What is required:
Extract every line below that contains the word "produktu".

(Collected data entries)
+ + + + +
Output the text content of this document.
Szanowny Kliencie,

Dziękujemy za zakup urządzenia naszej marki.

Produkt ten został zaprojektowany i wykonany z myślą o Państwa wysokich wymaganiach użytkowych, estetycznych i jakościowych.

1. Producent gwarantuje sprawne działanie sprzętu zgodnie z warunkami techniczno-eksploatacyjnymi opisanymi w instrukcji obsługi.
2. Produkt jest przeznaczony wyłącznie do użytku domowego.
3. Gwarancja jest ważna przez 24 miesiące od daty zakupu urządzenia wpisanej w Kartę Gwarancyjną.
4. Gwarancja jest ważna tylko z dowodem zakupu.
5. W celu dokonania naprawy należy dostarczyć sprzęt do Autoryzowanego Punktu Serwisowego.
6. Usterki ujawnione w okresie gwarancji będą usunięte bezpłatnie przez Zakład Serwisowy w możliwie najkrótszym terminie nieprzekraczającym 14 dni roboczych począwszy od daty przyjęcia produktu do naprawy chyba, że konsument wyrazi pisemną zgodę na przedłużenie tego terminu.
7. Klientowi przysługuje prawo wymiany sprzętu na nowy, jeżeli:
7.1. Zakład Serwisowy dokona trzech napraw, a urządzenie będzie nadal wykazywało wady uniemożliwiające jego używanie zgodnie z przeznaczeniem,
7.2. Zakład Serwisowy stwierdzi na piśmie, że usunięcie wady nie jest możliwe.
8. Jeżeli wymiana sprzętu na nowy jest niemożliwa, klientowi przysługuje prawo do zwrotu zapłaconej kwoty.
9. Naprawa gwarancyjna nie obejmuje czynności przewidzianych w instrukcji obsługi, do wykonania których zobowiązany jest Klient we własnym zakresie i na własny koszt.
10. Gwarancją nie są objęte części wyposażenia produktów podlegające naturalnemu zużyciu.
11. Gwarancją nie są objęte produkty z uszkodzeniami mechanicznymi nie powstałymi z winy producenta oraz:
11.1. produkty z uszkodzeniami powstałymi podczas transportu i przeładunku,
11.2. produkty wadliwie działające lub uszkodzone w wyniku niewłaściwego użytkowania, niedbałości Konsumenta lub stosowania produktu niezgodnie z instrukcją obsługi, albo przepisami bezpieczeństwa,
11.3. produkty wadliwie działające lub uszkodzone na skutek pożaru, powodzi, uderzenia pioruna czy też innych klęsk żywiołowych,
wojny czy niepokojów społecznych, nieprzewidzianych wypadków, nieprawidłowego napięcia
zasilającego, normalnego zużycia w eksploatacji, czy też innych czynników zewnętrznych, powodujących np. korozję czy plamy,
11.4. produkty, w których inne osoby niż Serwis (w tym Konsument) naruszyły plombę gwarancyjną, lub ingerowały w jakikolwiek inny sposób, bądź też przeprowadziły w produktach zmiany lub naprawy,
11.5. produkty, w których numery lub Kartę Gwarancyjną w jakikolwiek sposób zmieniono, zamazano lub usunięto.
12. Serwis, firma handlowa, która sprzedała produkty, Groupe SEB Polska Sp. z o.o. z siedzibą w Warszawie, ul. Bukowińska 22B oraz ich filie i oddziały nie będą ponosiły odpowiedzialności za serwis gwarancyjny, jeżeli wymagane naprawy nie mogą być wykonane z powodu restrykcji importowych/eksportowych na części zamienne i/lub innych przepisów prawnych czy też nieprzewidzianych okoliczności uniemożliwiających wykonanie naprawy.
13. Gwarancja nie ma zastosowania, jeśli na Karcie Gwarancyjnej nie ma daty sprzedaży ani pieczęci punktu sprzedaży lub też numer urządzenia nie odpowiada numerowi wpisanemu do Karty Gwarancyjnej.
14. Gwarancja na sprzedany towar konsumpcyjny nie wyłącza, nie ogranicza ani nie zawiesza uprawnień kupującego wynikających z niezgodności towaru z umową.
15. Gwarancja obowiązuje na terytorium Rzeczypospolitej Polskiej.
+ + + + +
Result:
6. Usterki ujawnione w okresie gwarancji będą usunięte bezpłatnie przez Zakład Serwisowy w możliwie najkrótszym terminie nieprzekraczającym 14 dni roboczych począwszy od daty przyjęcia produktu do naprawy chyba, że konsument wyrazi pisemną zgodę na przedłużenie tego terminu.
11.2. produkty wadliwie działające lub uszkodzone w wyniku niewłaściwego użytkowania, niedbałości Konsumenta lub stosowania produktu niezgodnie z instrukcją obsługi, albo przepisami bezpieczeństwa,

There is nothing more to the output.